(Records excerpted from a collection)
· · · · ·
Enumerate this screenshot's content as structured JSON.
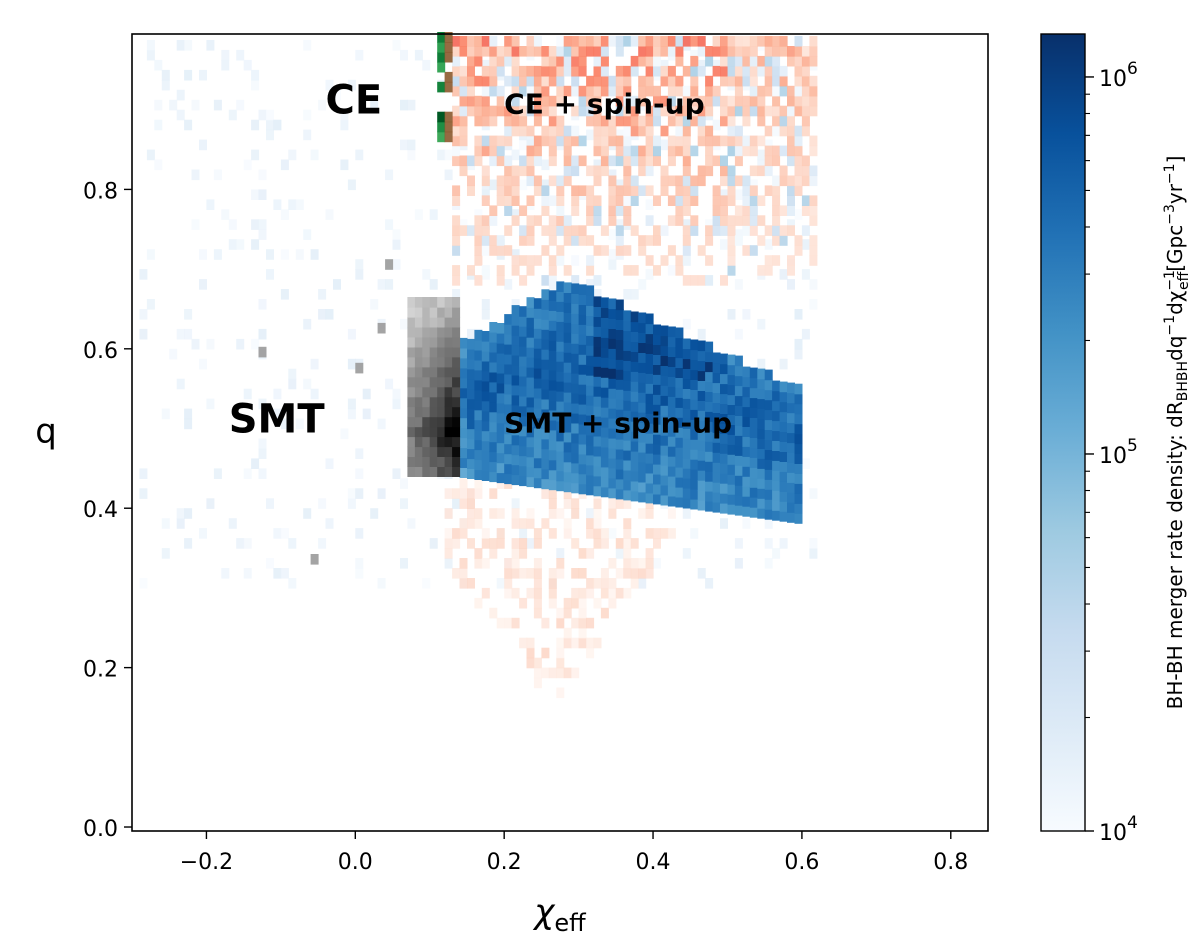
{
  "chart_data": {
    "type": "heatmap",
    "xlabel": "χ",
    "xlabel_sub": "eff",
    "ylabel": "q",
    "xlim": [
      -0.3,
      0.85
    ],
    "ylim": [
      -0.005,
      0.995
    ],
    "xticks": [
      -0.2,
      0.0,
      0.2,
      0.4,
      0.6,
      0.8
    ],
    "xtick_labels": [
      "−0.2",
      "0.0",
      "0.2",
      "0.4",
      "0.6",
      "0.8"
    ],
    "yticks": [
      0.0,
      0.2,
      0.4,
      0.6,
      0.8
    ],
    "ytick_labels": [
      "0.0",
      "0.2",
      "0.4",
      "0.6",
      "0.8"
    ],
    "grid": false,
    "colorbar": {
      "scale": "log",
      "range": [
        10000,
        1300000
      ],
      "ticks": [
        {
          "value": 10000,
          "base": "10",
          "exp": "4"
        },
        {
          "value": 100000,
          "base": "10",
          "exp": "5"
        },
        {
          "value": 1000000,
          "base": "10",
          "exp": "6"
        }
      ],
      "label_prefix": "BH-BH merger rate density: dR",
      "label_sub1": "BHBH",
      "label_mid1": "dq",
      "label_sup1": "−1",
      "label_mid2": "dχ",
      "label_sup2": "−1",
      "label_sub2": "eff",
      "label_mid3": "[Gpc",
      "label_sup3": "−3",
      "label_mid4": "yr",
      "label_sup4": "−1",
      "label_end": "]",
      "colors": [
        "#f7fbff",
        "#deebf7",
        "#c6dbef",
        "#9ecae1",
        "#6baed6",
        "#4292c6",
        "#2171b5",
        "#08519c",
        "#08306b"
      ]
    },
    "regions": [
      {
        "name": "CE + spin-up",
        "colormap": "Reds",
        "color": "#e0575c",
        "x_range": [
          0.13,
          0.62
        ],
        "y_range": [
          0.8,
          0.995
        ],
        "peak": 0.55
      },
      {
        "name": "CE",
        "colormap": "Greens",
        "color": "#006d2c",
        "x_range": [
          0.105,
          0.125
        ],
        "y_range": [
          0.86,
          0.995
        ],
        "peak": 1.0
      },
      {
        "name": "SMT + spin-up",
        "colormap": "Blues",
        "color": "#08519c",
        "x_range": [
          0.13,
          0.6
        ],
        "y_range": [
          0.37,
          0.68
        ],
        "peak": 1.0
      },
      {
        "name": "SMT",
        "colormap": "Greys",
        "color": "#000000",
        "x_range": [
          0.07,
          0.13
        ],
        "y_range": [
          0.44,
          0.66
        ],
        "peak": 1.0
      }
    ],
    "annotations": [
      {
        "text": "CE",
        "x": -0.04,
        "y": 0.91,
        "size": "large"
      },
      {
        "text": "CE + spin-up",
        "x": 0.2,
        "y": 0.91,
        "size": "medium"
      },
      {
        "text": "SMT",
        "x": -0.17,
        "y": 0.51,
        "size": "large"
      },
      {
        "text": "SMT + spin-up",
        "x": 0.2,
        "y": 0.51,
        "size": "medium"
      }
    ]
  }
}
· · · · ·
* _Task objective_:
Tally the lines in the entries above that hold the word "colormap". Reply with nothing but that count.

* _Response_:
4